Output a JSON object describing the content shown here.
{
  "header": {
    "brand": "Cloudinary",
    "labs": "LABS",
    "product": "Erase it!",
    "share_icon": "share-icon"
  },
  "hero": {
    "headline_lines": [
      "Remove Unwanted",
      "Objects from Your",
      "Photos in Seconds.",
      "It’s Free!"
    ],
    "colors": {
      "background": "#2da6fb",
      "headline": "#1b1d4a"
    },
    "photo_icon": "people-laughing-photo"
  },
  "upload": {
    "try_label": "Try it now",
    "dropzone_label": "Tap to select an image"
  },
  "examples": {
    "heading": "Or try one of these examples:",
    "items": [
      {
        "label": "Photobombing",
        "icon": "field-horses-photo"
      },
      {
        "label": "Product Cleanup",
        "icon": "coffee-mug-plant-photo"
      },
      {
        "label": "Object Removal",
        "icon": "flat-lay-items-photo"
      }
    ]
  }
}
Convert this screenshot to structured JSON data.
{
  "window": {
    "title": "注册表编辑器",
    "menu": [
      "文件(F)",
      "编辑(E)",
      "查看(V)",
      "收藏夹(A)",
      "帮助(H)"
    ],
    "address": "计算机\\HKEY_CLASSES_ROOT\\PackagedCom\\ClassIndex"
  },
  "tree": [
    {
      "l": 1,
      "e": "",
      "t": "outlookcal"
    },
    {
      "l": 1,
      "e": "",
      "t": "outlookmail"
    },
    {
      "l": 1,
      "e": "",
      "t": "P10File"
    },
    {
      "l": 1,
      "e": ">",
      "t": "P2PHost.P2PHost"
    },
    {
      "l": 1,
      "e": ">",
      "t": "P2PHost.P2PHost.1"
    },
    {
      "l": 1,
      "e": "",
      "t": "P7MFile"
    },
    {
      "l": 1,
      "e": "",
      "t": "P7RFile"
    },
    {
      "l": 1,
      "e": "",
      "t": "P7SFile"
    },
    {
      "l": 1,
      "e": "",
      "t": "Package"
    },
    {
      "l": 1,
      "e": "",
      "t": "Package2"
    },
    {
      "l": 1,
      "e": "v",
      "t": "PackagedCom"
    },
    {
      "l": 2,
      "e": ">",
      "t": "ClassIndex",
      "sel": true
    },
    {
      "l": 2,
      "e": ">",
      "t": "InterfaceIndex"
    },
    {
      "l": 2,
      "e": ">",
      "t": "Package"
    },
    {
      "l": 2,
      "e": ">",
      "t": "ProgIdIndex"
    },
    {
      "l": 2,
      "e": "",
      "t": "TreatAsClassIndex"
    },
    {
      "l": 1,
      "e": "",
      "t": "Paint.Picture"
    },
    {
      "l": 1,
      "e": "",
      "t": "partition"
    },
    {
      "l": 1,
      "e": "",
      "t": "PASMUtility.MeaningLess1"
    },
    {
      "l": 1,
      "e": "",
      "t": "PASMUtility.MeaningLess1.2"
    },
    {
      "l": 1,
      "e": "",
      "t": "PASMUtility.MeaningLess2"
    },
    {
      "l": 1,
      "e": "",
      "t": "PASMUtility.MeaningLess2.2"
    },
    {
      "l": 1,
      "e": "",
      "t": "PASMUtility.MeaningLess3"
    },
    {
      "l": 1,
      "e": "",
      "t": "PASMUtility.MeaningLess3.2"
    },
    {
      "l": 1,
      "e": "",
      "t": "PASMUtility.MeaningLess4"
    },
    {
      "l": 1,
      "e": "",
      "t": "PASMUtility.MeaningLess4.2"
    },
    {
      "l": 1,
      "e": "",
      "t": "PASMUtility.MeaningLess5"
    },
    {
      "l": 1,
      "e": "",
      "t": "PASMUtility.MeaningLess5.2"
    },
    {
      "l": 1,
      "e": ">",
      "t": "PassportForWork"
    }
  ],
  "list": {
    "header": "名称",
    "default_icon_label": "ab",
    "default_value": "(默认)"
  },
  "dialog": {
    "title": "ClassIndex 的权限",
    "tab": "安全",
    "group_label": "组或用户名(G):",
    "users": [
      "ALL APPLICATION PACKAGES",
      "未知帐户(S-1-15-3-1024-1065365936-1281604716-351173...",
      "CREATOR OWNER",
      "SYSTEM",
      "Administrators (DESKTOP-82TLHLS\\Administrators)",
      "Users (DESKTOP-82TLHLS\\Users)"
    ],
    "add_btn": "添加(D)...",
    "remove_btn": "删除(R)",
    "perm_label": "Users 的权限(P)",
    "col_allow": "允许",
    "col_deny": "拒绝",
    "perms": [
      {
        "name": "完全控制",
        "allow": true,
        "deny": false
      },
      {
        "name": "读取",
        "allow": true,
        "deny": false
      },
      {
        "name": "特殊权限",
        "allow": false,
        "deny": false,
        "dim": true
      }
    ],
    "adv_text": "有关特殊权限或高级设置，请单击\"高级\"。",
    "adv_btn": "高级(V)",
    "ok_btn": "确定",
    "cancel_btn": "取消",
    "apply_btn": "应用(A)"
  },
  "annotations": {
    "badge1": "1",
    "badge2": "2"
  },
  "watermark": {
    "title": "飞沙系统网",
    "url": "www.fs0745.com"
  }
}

* * *

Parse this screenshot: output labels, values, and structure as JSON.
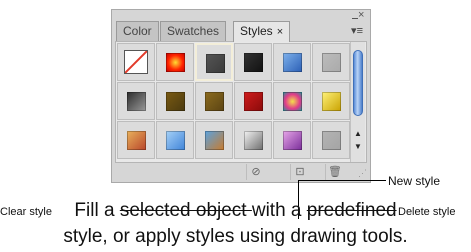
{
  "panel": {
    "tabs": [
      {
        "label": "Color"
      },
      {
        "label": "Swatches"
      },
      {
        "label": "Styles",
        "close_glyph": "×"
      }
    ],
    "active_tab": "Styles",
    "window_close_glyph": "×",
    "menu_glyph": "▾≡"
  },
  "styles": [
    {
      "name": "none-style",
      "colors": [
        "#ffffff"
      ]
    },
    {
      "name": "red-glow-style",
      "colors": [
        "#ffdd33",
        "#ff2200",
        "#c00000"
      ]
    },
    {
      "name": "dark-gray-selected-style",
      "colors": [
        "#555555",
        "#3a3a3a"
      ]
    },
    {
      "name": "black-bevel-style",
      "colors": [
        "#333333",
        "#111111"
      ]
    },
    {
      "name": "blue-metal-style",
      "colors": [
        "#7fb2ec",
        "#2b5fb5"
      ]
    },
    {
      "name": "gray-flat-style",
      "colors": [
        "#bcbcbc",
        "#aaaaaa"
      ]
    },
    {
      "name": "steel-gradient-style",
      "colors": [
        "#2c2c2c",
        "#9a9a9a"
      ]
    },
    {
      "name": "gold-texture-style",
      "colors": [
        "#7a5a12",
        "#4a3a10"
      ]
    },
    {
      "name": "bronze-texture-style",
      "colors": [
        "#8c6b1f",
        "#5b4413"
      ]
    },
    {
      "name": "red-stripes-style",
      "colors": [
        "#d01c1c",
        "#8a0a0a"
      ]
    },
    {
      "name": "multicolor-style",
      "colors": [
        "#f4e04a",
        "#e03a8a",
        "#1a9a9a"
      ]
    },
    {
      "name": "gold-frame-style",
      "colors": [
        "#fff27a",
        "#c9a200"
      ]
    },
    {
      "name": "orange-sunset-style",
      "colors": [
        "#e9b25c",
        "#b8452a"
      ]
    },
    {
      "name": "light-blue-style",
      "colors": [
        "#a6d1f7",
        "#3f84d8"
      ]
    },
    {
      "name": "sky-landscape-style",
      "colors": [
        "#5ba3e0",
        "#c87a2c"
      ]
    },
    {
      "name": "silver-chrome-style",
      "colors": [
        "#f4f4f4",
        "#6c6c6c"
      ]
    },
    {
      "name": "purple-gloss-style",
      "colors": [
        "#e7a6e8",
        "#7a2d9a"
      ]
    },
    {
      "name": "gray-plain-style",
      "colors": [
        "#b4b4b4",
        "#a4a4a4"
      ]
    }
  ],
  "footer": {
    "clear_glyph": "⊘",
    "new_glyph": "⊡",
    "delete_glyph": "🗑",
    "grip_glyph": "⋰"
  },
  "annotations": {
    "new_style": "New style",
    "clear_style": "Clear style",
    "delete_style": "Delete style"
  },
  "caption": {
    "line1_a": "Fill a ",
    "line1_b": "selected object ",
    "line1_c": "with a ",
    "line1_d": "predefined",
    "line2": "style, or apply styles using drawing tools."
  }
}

_Brief_
Find every line in the records above that holds the word "JSON", and copy each one.

_Result for this exercise_
Output a JSON object describing the content shown here.
Convert this screenshot to structured JSON data.
Parse this screenshot: output labels, values, and structure as JSON.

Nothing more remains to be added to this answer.